WHAT IS EXPECTED:
Locate each line of the material that contains "Maestría", then return it.

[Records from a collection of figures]

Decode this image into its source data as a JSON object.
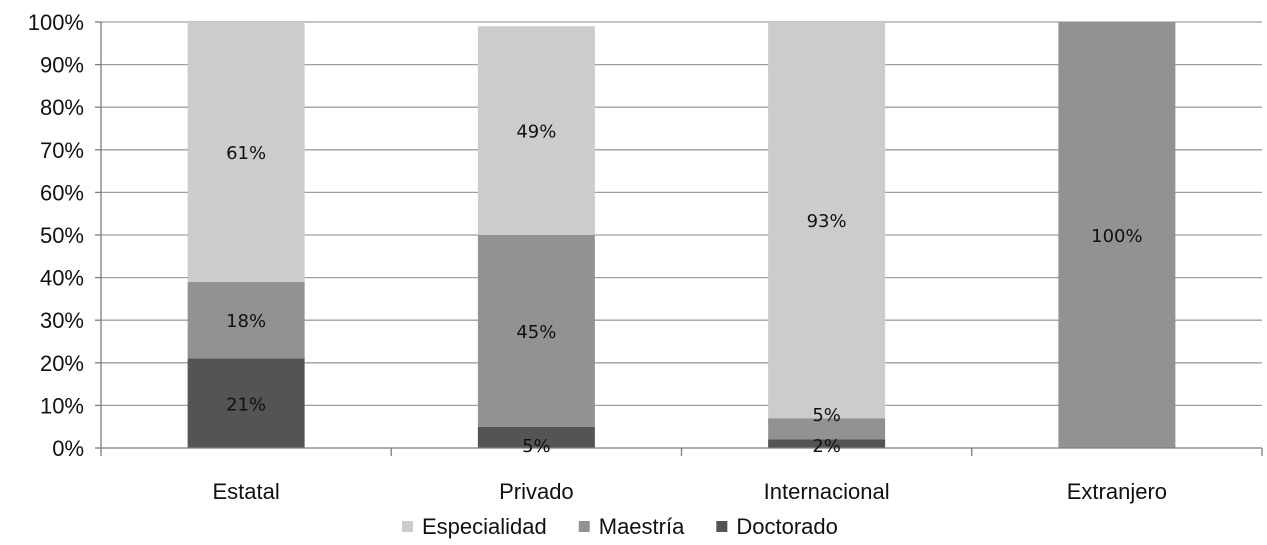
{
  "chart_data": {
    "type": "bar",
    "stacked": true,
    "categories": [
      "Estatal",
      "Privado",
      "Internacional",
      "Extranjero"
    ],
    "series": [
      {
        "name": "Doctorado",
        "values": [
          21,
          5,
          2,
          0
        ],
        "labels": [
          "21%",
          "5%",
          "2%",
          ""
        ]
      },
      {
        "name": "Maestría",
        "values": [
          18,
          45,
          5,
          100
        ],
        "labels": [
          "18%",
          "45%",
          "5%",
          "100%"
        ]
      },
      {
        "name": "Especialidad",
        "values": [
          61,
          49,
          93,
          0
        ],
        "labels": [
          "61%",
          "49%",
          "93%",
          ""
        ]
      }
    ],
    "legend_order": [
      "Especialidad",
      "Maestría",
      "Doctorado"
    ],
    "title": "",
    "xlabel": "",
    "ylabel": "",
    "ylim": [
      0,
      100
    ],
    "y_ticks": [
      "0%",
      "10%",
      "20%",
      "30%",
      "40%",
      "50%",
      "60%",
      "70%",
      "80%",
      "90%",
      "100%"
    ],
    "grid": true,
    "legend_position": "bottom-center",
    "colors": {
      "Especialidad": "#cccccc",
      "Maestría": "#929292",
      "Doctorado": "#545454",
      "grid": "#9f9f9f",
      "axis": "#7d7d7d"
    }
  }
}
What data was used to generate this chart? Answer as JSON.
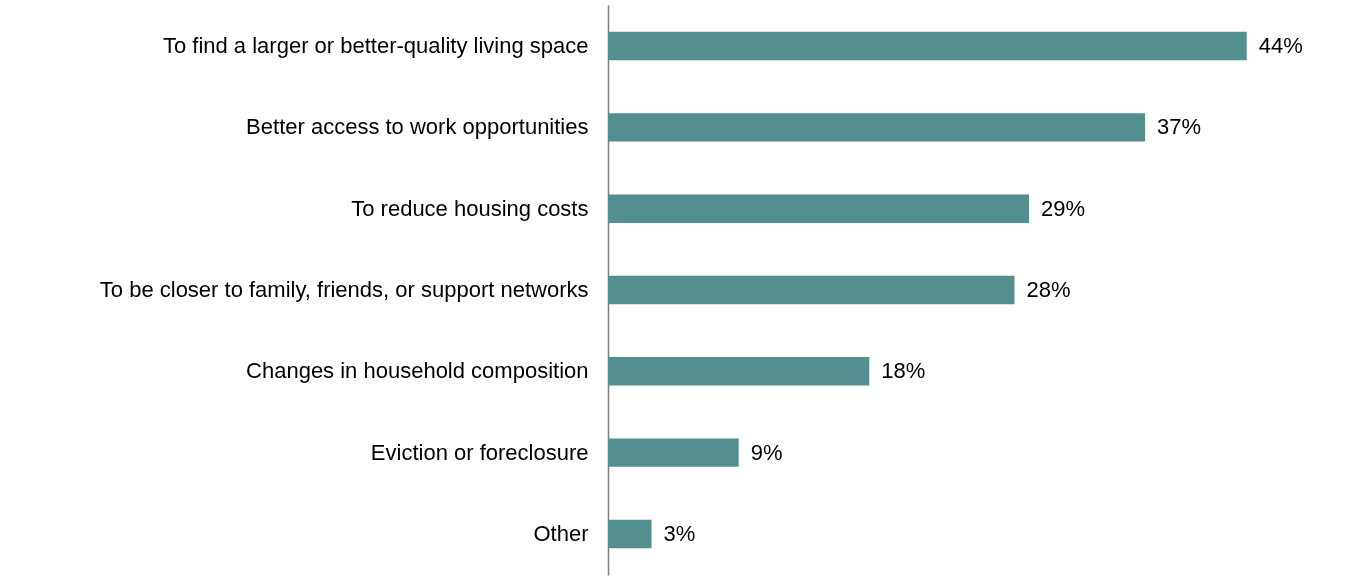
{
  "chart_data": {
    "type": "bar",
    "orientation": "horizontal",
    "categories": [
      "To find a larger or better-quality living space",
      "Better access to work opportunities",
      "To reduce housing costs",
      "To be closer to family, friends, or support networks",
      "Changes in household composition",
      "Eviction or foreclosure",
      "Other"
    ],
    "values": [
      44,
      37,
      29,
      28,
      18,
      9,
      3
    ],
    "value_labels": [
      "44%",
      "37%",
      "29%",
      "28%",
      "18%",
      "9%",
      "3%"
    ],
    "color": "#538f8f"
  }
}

TASK OUTPUT:
        "name": "Maestría",
      "Maestría",
      "Maestría": "#929292",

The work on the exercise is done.